- _THE DATA_
※

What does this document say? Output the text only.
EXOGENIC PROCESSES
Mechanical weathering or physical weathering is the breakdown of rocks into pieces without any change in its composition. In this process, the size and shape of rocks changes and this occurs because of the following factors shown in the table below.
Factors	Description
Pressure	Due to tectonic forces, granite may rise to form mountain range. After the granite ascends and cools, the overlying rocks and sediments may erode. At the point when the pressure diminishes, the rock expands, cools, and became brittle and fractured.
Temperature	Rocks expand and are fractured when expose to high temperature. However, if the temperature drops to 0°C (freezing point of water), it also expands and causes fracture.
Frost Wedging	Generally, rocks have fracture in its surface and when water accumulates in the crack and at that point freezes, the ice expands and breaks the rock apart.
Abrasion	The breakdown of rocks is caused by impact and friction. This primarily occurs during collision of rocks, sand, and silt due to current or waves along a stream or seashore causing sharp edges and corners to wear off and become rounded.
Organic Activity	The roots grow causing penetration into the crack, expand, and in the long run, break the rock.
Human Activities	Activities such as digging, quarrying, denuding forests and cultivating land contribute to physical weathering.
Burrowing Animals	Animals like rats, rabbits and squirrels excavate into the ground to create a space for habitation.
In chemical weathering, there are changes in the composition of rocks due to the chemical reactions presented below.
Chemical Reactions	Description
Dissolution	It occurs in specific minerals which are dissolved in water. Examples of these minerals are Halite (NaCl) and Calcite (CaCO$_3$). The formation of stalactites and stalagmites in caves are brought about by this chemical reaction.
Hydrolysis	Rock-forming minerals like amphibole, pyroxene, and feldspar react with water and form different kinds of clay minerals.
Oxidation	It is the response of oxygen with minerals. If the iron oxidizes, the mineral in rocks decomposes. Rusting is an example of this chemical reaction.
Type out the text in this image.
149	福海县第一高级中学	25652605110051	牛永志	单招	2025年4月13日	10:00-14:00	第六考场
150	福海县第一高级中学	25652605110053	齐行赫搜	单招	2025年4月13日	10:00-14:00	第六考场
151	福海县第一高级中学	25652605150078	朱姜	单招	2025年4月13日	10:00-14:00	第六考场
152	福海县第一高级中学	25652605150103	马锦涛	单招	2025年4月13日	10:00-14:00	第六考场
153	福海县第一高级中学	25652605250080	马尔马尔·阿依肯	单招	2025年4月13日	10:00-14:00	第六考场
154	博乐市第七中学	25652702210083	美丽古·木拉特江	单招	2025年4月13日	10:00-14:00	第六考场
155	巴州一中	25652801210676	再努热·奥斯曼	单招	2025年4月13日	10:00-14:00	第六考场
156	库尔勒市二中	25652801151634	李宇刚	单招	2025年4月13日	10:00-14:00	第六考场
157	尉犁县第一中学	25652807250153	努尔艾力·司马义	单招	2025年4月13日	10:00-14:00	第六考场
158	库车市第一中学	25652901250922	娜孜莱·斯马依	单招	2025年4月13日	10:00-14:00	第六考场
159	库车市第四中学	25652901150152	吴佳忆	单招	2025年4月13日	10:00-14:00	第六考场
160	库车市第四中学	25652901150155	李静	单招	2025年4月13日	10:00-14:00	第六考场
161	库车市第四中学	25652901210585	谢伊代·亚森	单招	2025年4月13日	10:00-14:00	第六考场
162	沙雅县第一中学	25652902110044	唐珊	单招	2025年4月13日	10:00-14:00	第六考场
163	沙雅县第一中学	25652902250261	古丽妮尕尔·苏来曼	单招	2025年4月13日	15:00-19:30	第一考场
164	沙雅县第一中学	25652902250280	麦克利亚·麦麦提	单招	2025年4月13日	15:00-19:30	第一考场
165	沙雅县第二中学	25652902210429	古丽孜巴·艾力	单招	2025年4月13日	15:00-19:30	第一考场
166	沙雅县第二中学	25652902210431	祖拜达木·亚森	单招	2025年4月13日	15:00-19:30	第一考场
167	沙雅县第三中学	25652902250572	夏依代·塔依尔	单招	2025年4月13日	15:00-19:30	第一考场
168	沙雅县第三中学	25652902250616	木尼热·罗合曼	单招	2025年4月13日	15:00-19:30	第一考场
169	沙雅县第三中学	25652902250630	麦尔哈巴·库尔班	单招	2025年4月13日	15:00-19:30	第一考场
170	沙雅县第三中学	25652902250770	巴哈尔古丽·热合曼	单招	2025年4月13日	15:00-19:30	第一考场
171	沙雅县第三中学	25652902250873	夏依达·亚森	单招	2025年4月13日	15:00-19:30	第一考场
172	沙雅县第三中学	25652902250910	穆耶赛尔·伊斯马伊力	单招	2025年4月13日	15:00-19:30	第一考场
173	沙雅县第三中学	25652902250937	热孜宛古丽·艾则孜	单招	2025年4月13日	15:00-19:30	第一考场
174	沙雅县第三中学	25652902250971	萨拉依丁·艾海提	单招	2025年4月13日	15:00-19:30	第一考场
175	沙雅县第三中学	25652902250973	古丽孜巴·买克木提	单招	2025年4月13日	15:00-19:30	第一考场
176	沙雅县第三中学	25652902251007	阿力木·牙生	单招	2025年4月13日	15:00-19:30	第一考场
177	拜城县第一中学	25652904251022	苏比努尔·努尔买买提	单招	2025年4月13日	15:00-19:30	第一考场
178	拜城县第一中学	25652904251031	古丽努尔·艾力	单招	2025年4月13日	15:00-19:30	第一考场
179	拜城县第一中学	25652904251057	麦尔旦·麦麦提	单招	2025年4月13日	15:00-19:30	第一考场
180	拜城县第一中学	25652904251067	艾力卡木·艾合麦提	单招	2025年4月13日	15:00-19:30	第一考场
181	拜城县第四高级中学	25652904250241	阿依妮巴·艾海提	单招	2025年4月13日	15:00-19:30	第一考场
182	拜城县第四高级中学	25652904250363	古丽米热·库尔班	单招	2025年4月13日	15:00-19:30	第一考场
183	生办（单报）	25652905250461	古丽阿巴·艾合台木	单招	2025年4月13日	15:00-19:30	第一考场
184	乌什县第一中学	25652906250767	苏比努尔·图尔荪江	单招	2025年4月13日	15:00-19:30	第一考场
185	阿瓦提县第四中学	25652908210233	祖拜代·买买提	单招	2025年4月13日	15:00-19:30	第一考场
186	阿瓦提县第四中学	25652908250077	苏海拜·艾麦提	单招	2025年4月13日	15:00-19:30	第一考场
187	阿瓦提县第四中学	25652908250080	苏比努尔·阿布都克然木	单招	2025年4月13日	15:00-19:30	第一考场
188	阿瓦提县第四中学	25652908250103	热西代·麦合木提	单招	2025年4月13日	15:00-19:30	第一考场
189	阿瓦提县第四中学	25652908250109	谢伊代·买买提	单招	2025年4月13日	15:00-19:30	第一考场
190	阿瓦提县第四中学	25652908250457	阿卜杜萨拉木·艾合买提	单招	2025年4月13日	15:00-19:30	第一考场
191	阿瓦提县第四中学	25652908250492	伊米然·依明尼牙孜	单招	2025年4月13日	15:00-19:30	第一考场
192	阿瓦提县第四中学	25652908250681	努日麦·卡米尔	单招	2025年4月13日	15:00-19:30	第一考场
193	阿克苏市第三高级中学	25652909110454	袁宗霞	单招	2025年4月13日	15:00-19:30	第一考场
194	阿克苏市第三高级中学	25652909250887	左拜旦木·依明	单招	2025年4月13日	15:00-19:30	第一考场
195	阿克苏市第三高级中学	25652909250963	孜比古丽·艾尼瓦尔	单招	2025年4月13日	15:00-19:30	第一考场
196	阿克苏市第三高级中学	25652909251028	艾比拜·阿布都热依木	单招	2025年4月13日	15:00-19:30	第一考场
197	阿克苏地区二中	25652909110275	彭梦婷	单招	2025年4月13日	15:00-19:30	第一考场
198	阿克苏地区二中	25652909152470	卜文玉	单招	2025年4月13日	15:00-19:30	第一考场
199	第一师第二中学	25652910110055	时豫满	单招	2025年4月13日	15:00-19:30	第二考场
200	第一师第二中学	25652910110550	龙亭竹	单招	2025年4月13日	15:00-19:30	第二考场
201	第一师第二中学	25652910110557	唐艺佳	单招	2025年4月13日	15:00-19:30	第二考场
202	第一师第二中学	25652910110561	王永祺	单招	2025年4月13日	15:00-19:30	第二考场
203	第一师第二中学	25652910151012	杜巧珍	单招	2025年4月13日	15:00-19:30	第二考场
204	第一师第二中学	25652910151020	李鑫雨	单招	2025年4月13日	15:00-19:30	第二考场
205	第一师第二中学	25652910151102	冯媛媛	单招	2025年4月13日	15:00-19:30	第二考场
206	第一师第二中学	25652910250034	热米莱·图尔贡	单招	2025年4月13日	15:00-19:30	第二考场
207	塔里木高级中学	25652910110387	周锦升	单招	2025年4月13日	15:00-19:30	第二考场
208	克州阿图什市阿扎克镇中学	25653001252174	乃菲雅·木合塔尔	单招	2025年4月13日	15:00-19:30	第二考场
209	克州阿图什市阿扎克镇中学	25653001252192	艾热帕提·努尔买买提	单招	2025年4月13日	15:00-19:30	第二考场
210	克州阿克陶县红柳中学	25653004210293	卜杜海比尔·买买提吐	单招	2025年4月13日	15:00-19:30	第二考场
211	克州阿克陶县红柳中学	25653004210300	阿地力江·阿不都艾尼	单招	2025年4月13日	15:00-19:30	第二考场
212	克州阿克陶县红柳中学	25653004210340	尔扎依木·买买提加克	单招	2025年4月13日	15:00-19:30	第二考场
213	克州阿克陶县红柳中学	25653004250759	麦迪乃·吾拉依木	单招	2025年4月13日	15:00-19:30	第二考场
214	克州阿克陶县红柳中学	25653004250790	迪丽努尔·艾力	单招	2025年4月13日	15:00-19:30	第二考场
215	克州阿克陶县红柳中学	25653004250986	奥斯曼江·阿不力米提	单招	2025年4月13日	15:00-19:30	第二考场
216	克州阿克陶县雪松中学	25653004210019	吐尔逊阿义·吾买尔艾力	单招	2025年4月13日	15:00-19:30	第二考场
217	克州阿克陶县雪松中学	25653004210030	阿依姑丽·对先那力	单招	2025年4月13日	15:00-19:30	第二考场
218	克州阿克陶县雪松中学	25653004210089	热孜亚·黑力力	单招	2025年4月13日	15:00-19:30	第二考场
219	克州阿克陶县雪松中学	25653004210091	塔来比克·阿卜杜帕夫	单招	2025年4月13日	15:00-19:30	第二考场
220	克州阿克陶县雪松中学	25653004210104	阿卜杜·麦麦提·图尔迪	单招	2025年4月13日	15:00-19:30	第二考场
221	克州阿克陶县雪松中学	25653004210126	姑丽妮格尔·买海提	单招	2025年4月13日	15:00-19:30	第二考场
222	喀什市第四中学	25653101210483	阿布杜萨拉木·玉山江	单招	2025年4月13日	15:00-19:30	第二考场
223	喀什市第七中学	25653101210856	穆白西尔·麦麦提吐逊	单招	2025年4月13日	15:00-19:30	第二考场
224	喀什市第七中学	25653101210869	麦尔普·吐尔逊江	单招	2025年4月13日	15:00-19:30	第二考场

※

- _WHAT IS ASKED_
Locate and copy each line in the data above that includes the word "阿克苏市第三高级中学".

- _FINAL ANSWER_
193	阿克苏市第三高级中学	25652909110454	袁宗霞	单招	2025年4月13日	15:00-19:30	第一考场
194	阿克苏市第三高级中学	25652909250887	左拜旦木·依明	单招	2025年4月13日	15:00-19:30	第一考场
195	阿克苏市第三高级中学	25652909250963	孜比古丽·艾尼瓦尔	单招	2025年4月13日	15:00-19:30	第一考场
196	阿克苏市第三高级中学	25652909251028	艾比拜·阿布都热依木	单招	2025年4月13日	15:00-19:30	第一考场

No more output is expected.